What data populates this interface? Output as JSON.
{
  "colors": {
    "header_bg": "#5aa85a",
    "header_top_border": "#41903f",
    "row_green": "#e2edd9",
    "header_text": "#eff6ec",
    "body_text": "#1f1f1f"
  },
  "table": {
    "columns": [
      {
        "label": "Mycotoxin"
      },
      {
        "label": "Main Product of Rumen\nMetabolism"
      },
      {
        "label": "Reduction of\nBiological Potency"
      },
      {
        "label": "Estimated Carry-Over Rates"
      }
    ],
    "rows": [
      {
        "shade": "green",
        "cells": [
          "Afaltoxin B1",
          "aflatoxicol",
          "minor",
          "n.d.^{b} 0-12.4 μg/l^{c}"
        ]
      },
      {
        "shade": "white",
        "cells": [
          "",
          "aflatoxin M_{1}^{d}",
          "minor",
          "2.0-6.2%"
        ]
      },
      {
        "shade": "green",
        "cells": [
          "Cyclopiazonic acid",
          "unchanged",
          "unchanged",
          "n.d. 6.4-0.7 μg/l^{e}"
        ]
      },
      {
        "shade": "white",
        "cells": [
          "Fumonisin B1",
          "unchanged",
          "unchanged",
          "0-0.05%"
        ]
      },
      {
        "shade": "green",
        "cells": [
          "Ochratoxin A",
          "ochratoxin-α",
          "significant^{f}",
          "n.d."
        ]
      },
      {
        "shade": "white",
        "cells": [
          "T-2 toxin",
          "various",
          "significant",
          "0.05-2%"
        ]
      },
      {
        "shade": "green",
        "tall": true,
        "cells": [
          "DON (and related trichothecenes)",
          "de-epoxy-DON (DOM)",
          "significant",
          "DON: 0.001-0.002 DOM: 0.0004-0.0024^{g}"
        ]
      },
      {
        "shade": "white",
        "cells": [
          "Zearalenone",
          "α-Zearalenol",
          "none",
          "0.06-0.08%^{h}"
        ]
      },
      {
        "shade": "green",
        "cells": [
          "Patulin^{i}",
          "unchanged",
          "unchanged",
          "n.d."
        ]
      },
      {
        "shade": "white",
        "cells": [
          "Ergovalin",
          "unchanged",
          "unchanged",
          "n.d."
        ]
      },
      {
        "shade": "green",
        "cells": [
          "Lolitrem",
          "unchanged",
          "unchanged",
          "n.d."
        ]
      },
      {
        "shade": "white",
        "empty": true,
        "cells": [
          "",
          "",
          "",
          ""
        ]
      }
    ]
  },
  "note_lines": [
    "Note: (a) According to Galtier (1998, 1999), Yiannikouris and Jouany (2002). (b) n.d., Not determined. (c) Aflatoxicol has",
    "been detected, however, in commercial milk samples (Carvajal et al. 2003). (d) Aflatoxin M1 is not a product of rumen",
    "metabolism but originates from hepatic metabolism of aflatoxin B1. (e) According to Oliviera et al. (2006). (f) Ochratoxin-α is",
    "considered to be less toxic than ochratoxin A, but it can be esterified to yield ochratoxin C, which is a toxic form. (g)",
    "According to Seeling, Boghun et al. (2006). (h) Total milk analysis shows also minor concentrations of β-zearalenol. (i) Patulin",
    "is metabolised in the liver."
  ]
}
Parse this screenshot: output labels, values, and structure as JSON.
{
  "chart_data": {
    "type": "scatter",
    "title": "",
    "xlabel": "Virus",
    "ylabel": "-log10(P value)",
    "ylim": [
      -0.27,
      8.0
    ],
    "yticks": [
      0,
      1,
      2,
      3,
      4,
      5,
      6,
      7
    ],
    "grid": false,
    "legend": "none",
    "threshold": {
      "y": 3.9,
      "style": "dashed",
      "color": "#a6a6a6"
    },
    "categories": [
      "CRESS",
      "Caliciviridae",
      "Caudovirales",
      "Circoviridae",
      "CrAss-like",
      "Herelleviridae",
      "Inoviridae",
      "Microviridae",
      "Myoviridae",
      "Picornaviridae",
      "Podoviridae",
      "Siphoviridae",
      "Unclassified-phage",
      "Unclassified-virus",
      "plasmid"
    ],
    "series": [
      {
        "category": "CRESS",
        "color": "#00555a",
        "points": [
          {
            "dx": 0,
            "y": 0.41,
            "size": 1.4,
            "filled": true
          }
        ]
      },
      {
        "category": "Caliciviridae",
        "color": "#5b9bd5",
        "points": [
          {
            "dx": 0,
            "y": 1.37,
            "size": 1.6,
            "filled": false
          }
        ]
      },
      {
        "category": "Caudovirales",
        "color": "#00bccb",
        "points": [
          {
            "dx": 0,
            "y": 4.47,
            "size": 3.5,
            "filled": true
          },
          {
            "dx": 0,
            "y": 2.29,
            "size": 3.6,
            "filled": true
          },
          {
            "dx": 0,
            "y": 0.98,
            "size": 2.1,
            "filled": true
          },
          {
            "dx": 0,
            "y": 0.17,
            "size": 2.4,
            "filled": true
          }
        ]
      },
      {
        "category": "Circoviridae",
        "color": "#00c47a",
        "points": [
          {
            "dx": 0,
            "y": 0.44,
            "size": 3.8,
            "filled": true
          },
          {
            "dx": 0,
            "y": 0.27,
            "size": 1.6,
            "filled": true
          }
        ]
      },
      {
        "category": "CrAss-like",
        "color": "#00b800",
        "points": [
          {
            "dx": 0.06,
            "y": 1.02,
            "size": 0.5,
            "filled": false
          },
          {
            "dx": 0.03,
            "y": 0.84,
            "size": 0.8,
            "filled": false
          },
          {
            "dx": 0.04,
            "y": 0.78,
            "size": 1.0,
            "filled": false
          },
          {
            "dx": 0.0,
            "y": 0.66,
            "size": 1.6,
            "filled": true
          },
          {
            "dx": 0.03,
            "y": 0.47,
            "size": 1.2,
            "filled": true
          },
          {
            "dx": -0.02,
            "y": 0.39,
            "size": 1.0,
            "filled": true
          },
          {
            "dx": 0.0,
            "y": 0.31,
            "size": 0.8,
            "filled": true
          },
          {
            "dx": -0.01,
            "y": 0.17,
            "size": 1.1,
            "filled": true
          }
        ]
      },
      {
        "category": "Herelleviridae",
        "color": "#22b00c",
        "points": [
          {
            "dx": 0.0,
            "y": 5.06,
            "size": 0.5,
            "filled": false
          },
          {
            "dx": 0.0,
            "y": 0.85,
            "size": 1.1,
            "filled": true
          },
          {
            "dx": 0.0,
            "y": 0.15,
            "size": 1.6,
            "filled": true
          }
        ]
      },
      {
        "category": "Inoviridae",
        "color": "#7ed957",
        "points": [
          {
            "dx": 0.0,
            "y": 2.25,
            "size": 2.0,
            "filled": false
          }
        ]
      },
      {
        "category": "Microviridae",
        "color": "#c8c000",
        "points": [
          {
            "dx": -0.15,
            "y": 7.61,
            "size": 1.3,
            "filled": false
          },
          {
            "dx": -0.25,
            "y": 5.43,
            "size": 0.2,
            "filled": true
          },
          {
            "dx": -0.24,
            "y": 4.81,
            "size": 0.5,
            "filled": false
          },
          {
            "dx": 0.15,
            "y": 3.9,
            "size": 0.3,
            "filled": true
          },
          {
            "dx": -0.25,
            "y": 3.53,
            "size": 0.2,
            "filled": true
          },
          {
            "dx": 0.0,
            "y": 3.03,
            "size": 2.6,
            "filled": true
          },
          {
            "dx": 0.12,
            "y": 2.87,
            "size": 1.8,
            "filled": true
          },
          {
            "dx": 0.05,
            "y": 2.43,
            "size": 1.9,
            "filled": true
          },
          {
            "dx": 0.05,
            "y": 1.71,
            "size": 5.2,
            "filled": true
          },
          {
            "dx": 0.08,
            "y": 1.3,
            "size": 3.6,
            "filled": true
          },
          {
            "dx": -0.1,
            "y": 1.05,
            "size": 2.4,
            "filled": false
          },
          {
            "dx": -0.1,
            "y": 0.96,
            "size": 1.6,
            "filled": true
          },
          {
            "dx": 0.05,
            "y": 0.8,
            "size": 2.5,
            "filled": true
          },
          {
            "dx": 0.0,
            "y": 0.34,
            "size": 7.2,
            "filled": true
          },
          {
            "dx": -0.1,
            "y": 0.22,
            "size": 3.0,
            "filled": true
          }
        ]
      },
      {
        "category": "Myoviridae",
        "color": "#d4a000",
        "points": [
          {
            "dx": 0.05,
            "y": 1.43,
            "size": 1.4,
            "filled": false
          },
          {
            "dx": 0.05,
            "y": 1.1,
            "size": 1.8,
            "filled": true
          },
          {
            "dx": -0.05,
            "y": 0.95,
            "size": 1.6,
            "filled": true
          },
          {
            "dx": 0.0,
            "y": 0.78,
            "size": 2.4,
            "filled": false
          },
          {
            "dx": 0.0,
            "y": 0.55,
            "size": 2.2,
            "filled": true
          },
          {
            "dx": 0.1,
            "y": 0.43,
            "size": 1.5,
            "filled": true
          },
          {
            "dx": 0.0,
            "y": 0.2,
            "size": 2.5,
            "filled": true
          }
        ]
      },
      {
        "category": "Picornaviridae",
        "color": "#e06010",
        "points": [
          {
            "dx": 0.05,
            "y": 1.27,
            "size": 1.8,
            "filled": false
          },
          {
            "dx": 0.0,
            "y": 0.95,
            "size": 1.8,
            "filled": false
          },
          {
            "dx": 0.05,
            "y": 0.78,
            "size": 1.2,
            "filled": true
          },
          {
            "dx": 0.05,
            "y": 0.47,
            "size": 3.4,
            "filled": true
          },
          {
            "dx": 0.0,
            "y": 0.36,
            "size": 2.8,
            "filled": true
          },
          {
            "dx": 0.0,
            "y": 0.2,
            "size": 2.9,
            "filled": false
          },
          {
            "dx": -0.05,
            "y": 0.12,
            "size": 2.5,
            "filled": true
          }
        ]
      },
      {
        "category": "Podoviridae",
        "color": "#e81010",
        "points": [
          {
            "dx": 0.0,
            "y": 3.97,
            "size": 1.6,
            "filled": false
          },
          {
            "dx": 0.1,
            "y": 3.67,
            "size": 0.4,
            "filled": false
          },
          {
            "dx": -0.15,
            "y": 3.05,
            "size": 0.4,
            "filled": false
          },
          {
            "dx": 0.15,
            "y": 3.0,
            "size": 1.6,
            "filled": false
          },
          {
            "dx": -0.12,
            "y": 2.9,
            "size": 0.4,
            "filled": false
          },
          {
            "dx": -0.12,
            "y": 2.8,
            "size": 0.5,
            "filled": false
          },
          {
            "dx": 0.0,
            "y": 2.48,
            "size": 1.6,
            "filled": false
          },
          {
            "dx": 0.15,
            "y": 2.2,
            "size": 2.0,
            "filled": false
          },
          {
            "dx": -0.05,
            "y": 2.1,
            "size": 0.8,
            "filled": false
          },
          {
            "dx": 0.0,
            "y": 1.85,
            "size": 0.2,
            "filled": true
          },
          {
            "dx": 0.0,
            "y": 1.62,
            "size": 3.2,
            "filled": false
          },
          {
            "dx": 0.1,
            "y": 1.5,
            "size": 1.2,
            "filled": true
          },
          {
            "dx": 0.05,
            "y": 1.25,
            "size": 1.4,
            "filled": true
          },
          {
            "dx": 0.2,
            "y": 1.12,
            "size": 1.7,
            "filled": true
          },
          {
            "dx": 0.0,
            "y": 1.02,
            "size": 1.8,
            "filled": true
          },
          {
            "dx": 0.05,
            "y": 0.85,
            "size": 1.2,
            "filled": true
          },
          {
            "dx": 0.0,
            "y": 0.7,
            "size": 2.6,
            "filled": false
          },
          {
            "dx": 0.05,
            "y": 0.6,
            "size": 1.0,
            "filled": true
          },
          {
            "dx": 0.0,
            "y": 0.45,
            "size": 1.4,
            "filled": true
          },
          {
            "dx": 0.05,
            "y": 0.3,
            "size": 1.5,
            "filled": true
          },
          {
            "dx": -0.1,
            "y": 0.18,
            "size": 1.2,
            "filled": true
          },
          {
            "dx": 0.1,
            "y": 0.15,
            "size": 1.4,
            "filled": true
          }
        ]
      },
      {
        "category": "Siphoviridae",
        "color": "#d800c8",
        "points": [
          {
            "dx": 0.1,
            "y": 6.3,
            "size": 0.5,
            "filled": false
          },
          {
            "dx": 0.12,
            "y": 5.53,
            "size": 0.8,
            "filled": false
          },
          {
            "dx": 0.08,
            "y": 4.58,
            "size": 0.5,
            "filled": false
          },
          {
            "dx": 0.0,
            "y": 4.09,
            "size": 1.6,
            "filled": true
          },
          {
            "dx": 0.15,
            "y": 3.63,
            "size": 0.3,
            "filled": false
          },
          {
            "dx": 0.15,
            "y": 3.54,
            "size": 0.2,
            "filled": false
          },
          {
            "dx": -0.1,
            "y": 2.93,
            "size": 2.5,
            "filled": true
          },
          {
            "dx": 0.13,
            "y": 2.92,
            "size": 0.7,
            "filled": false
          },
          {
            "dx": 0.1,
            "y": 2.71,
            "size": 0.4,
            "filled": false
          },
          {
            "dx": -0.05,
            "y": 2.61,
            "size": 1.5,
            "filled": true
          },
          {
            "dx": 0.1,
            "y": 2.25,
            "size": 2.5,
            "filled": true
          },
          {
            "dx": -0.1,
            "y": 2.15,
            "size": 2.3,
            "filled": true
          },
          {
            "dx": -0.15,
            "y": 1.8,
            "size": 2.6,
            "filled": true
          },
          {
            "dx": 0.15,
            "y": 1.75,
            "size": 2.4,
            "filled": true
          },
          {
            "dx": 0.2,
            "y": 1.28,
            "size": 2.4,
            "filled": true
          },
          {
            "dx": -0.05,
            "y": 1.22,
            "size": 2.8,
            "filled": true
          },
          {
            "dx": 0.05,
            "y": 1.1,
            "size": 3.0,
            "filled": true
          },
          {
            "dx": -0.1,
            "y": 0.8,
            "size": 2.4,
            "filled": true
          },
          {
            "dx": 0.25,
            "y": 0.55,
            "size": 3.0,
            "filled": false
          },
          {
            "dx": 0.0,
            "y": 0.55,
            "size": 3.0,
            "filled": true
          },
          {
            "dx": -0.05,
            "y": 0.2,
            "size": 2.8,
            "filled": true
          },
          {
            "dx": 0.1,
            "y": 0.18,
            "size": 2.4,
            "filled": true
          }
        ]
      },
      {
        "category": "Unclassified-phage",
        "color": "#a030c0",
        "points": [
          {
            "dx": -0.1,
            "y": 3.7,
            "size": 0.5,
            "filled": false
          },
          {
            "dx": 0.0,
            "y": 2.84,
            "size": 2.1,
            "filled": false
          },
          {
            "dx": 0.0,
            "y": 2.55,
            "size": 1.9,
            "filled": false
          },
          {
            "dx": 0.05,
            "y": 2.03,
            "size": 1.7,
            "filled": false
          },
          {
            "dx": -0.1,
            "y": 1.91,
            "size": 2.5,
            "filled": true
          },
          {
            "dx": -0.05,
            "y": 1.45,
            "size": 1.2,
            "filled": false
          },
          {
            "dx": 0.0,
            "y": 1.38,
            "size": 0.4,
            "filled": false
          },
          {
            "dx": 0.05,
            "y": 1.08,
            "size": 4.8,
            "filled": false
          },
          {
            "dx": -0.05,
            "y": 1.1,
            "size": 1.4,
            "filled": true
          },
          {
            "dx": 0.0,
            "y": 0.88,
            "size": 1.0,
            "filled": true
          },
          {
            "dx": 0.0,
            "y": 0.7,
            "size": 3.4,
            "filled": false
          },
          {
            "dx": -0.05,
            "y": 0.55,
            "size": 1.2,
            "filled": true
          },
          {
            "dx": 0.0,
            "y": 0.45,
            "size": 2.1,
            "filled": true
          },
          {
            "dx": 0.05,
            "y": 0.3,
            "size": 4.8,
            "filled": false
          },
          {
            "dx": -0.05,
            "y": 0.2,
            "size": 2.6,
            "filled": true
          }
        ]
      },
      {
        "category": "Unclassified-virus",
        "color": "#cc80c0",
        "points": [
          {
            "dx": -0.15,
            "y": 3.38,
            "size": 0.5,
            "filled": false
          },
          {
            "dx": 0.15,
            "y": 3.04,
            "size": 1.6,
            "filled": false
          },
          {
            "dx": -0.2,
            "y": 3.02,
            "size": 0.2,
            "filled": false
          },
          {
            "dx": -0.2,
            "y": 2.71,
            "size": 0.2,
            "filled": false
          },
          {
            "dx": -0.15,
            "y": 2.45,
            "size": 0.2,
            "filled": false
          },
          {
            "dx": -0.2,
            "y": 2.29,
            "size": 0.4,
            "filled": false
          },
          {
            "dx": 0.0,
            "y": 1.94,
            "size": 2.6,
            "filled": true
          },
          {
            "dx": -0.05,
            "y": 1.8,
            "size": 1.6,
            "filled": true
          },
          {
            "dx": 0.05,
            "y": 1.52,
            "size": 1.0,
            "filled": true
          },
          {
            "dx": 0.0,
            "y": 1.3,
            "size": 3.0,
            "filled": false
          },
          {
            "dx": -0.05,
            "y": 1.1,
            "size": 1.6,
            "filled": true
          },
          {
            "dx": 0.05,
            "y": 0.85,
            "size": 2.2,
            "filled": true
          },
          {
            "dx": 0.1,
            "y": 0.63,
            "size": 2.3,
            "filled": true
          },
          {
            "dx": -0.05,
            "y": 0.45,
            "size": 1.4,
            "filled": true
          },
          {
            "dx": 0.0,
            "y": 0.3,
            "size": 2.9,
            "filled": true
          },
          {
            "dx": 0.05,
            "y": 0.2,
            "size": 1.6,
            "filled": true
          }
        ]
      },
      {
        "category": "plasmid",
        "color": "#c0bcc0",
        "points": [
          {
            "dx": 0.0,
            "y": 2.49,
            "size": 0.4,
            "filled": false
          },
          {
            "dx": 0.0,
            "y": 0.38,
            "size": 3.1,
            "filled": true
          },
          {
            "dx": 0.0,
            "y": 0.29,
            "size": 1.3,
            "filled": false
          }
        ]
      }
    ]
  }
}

## Your assignment
Within the data above, find the lines that contain the word "Caudovirales" and copy each of them.

## Task response
      "Caudovirales",
        "category": "Caudovirales",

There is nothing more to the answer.